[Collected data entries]
******************************

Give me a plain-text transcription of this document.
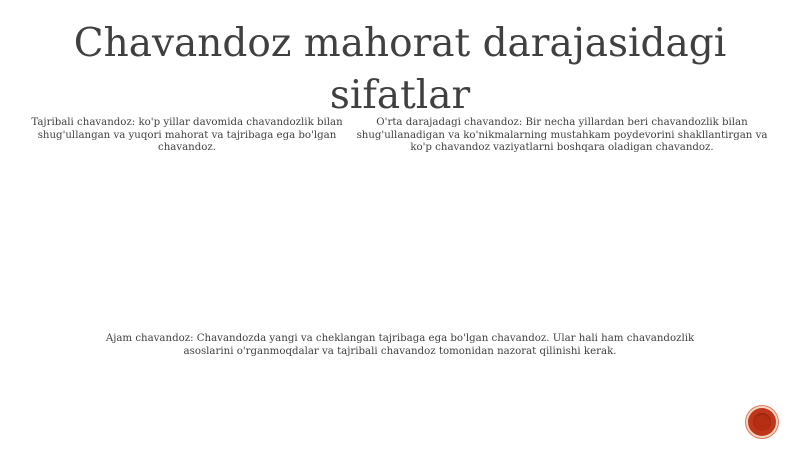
Chavandoz mahorat darajasidagi sifatlar
Tajribali chavandoz: ko'p yillar davomida chavandozlik bilan shug'ullangan va yuqori mahorat va tajribaga ega bo'lgan chavandoz.
O'rta darajadagi chavandoz: Bir necha yillardan beri chavandozlik bilan shug'ullanadigan va ko'nikmalarning mustahkam poydevorini shakllantirgan va ko'p chavandoz vaziyatlarni boshqara oladigan chavandoz.
Ajam chavandoz: Chavandozda yangi va cheklangan tajribaga ega bo'lgan chavandoz. Ular hali ham chavandozlik asoslarini o'rganmoqdalar va tajribali chavandoz tomonidan nazorat qilinishi kerak.
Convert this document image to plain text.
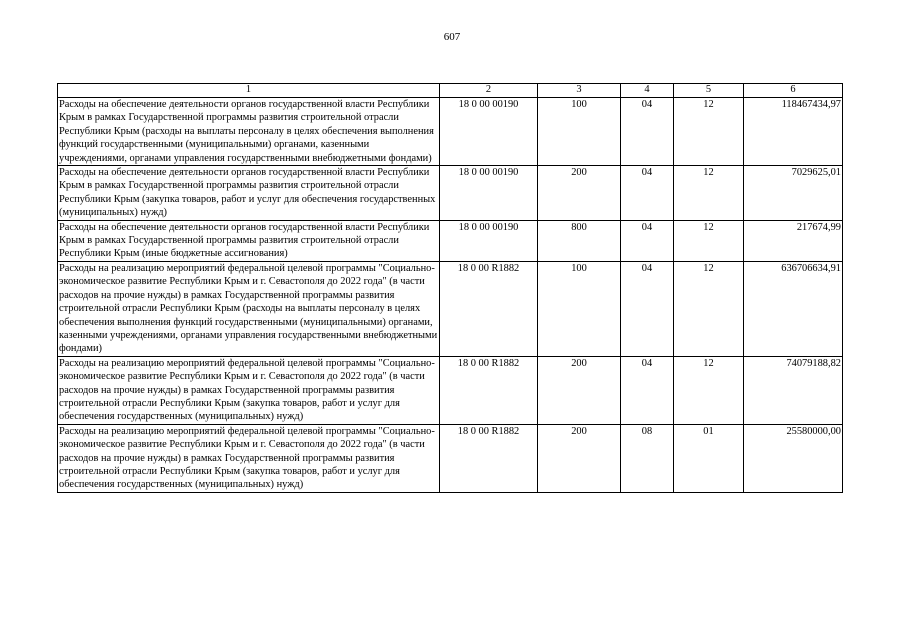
607
1	2	3	4	5	6
Расходы на обеспечение деятельности органов государственной власти Республики Крым в рамках Государственной программы развития строительной отрасли Республики Крым (расходы на выплаты персоналу в целях обеспечения выполнения функций государственными (муниципальными) органами, казенными учреждениями, органами управления государственными внебюджетными фондами)	18 0 00 00190	100	04	12	118467434,97
Расходы на обеспечение деятельности органов государственной власти Республики Крым в рамках Государственной программы развития строительной отрасли Республики Крым (закупка товаров, работ и услуг для обеспечения государственных (муниципальных) нужд)	18 0 00 00190	200	04	12	7029625,01
Расходы на обеспечение деятельности органов государственной власти Республики Крым в рамках Государственной программы развития строительной отрасли Республики Крым (иные бюджетные ассигнования)	18 0 00 00190	800	04	12	217674,99
Расходы на реализацию мероприятий федеральной целевой программы "Социально-экономическое развитие Республики Крым и г. Севастополя до 2022 года" (в части расходов на прочие нужды) в рамках Государственной программы развития строительной отрасли Республики Крым (расходы на выплаты персоналу в целях обеспечения выполнения функций государственными (муниципальными) органами, казенными учреждениями, органами управления государственными внебюджетными фондами)	18 0 00 R1882	100	04	12	636706634,91
Расходы на реализацию мероприятий федеральной целевой программы "Социально-экономическое развитие Республики Крым и г. Севастополя до 2022 года" (в части расходов на прочие нужды) в рамках Государственной программы развития строительной отрасли Республики Крым (закупка товаров, работ и услуг для обеспечения государственных (муниципальных) нужд)	18 0 00 R1882	200	04	12	74079188,82
Расходы на реализацию мероприятий федеральной целевой программы "Социально-экономическое развитие Республики Крым и г. Севастополя до 2022 года" (в части расходов на прочие нужды) в рамках Государственной программы развития строительной отрасли Республики Крым (закупка товаров, работ и услуг для обеспечения государственных (муниципальных) нужд)	18 0 00 R1882	200	08	01	25580000,00
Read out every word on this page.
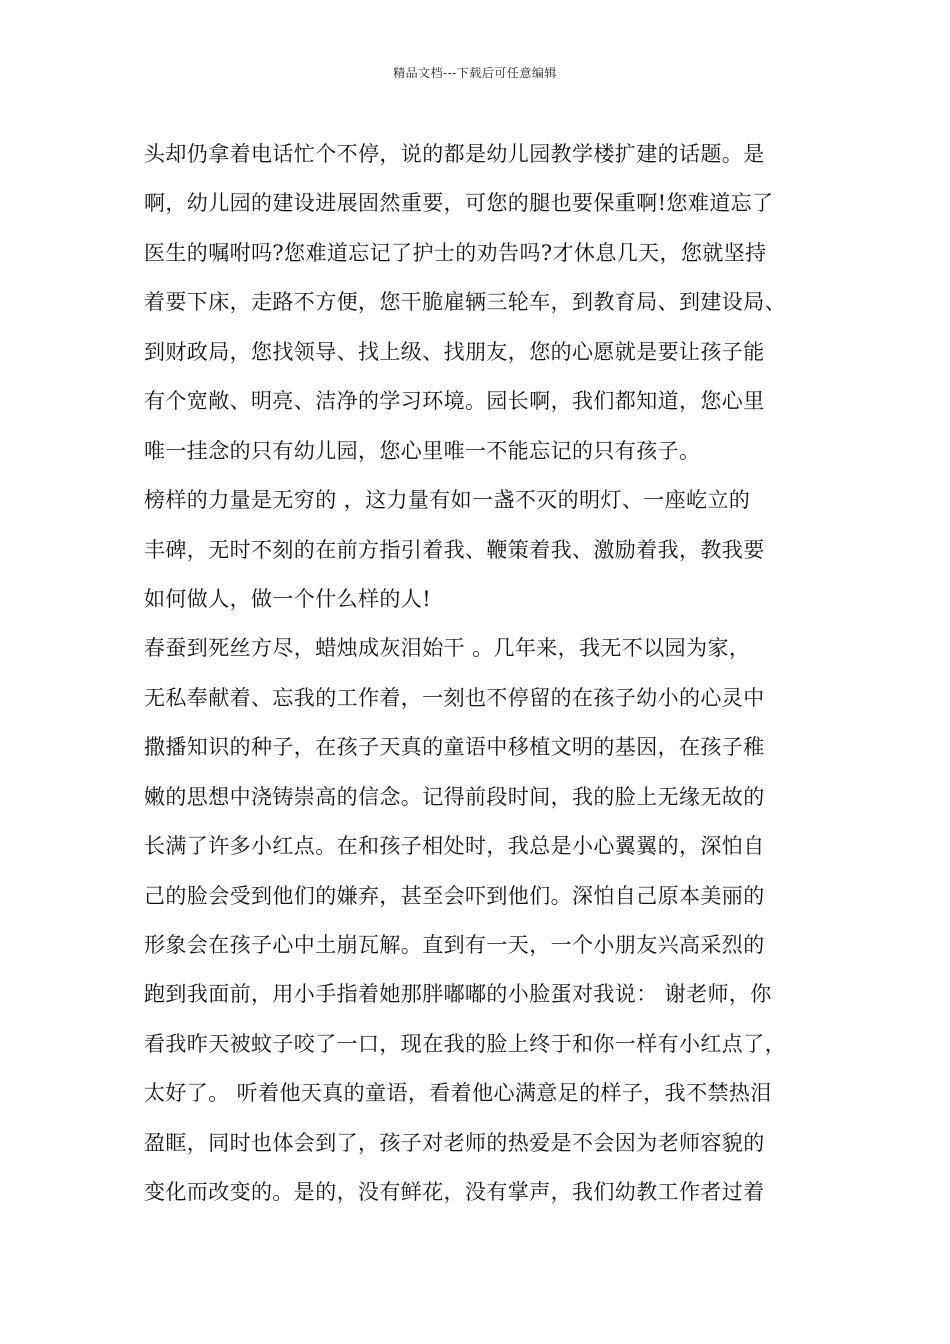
精品文档---下载后可任意编辑
头却仍拿着电话忙个不停，说的都是幼儿园教学楼扩建的话题。是
啊，幼儿园的建设进展固然重要，可您的腿也要保重啊!您难道忘了
医生的嘱咐吗?您难道忘记了护士的劝告吗?才休息几天，您就坚持
着要下床，走路不方便，您干脆雇辆三轮车，到教育局、到建设局、
到财政局，您找领导、找上级、找朋友，您的心愿就是要让孩子能
有个宽敞、明亮、洁净的学习环境。园长啊，我们都知道，您心里
唯一挂念的只有幼儿园，您心里唯一不能忘记的只有孩子。
榜样的力量是无穷的 ，这力量有如一盏不灭的明灯、一座屹立的
丰碑，无时不刻的在前方指引着我、鞭策着我、激励着我，教我要
如何做人，做一个什么样的人!
春蚕到死丝方尽，蜡烛成灰泪始干 。几年来，我无不以园为家，
无私奉献着、忘我的工作着，一刻也不停留的在孩子幼小的心灵中
撒播知识的种子，在孩子天真的童语中移植文明的基因，在孩子稚
嫩的思想中浇铸崇高的信念。记得前段时间，我的脸上无缘无故的
长满了许多小红点。在和孩子相处时，我总是小心翼翼的，深怕自
己的脸会受到他们的嫌弃，甚至会吓到他们。深怕自己原本美丽的
形象会在孩子心中土崩瓦解。直到有一天，一个小朋友兴高采烈的
跑到我面前，用小手指着她那胖嘟嘟的小脸蛋对我说： 谢老师，你
看我昨天被蚊子咬了一口，现在我的脸上终于和你一样有小红点了，
太好了。 听着他天真的童语，看着他心满意足的样子，我不禁热泪
盈眶，同时也体会到了，孩子对老师的热爱是不会因为老师容貌的
变化而改变的。是的，没有鲜花，没有掌声，我们幼教工作者过着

******************************

■ SET TASK
Write out every record above exactly as it stands, but leave out the pictures.

■ SOLUTION TO THIS EXERCISE
Give me a plain-text transcription of this document.
Chavandoz mahorat darajasidagi sifatlar
Tajribali chavandoz: ko'p yillar davomida chavandozlik bilan shug'ullangan va yuqori mahorat va tajribaga ega bo'lgan chavandoz.
O'rta darajadagi chavandoz: Bir necha yillardan beri chavandozlik bilan shug'ullanadigan va ko'nikmalarning mustahkam poydevorini shakllantirgan va ko'p chavandoz vaziyatlarni boshqara oladigan chavandoz.
Ajam chavandoz: Chavandozda yangi va cheklangan tajribaga ega bo'lgan chavandoz. Ular hali ham chavandozlik asoslarini o'rganmoqdalar va tajribali chavandoz tomonidan nazorat qilinishi kerak.
Convert this document image to plain text.
607
1	2	3	4	5	6
Расходы на обеспечение деятельности органов государственной власти Республики Крым в рамках Государственной программы развития строительной отрасли Республики Крым (расходы на выплаты персоналу в целях обеспечения выполнения функций государственными (муниципальными) органами, казенными учреждениями, органами управления государственными внебюджетными фондами)	18 0 00 00190	100	04	12	118467434,97
Расходы на обеспечение деятельности органов государственной власти Республики Крым в рамках Государственной программы развития строительной отрасли Республики Крым (закупка товаров, работ и услуг для обеспечения государственных (муниципальных) нужд)	18 0 00 00190	200	04	12	7029625,01
Расходы на обеспечение деятельности органов государственной власти Республики Крым в рамках Государственной программы развития строительной отрасли Республики Крым (иные бюджетные ассигнования)	18 0 00 00190	800	04	12	217674,99
Расходы на реализацию мероприятий федеральной целевой программы "Социально-экономическое развитие Республики Крым и г. Севастополя до 2022 года" (в части расходов на прочие нужды) в рамках Государственной программы развития строительной отрасли Республики Крым (расходы на выплаты персоналу в целях обеспечения выполнения функций государственными (муниципальными) органами, казенными учреждениями, органами управления государственными внебюджетными фондами)	18 0 00 R1882	100	04	12	636706634,91
Расходы на реализацию мероприятий федеральной целевой программы "Социально-экономическое развитие Республики Крым и г. Севастополя до 2022 года" (в части расходов на прочие нужды) в рамках Государственной программы развития строительной отрасли Республики Крым (закупка товаров, работ и услуг для обеспечения государственных (муниципальных) нужд)	18 0 00 R1882	200	04	12	74079188,82
Расходы на реализацию мероприятий федеральной целевой программы "Социально-экономическое развитие Республики Крым и г. Севастополя до 2022 года" (в части расходов на прочие нужды) в рамках Государственной программы развития строительной отрасли Республики Крым (закупка товаров, работ и услуг для обеспечения государственных (муниципальных) нужд)	18 0 00 R1882	200	08	01	25580000,00
Read out every word on this page.
精品文档---下载后可任意编辑
头却仍拿着电话忙个不停，说的都是幼儿园教学楼扩建的话题。是
啊，幼儿园的建设进展固然重要，可您的腿也要保重啊!您难道忘了
医生的嘱咐吗?您难道忘记了护士的劝告吗?才休息几天，您就坚持
着要下床，走路不方便，您干脆雇辆三轮车，到教育局、到建设局、
到财政局，您找领导、找上级、找朋友，您的心愿就是要让孩子能
有个宽敞、明亮、洁净的学习环境。园长啊，我们都知道，您心里
唯一挂念的只有幼儿园，您心里唯一不能忘记的只有孩子。
榜样的力量是无穷的 ，这力量有如一盏不灭的明灯、一座屹立的
丰碑，无时不刻的在前方指引着我、鞭策着我、激励着我，教我要
如何做人，做一个什么样的人!
春蚕到死丝方尽，蜡烛成灰泪始干 。几年来，我无不以园为家，
无私奉献着、忘我的工作着，一刻也不停留的在孩子幼小的心灵中
撒播知识的种子，在孩子天真的童语中移植文明的基因，在孩子稚
嫩的思想中浇铸崇高的信念。记得前段时间，我的脸上无缘无故的
长满了许多小红点。在和孩子相处时，我总是小心翼翼的，深怕自
己的脸会受到他们的嫌弃，甚至会吓到他们。深怕自己原本美丽的
形象会在孩子心中土崩瓦解。直到有一天，一个小朋友兴高采烈的
跑到我面前，用小手指着她那胖嘟嘟的小脸蛋对我说： 谢老师，你
看我昨天被蚊子咬了一口，现在我的脸上终于和你一样有小红点了，
太好了。 听着他天真的童语，看着他心满意足的样子，我不禁热泪
盈眶，同时也体会到了，孩子对老师的热爱是不会因为老师容貌的
变化而改变的。是的，没有鲜花，没有掌声，我们幼教工作者过着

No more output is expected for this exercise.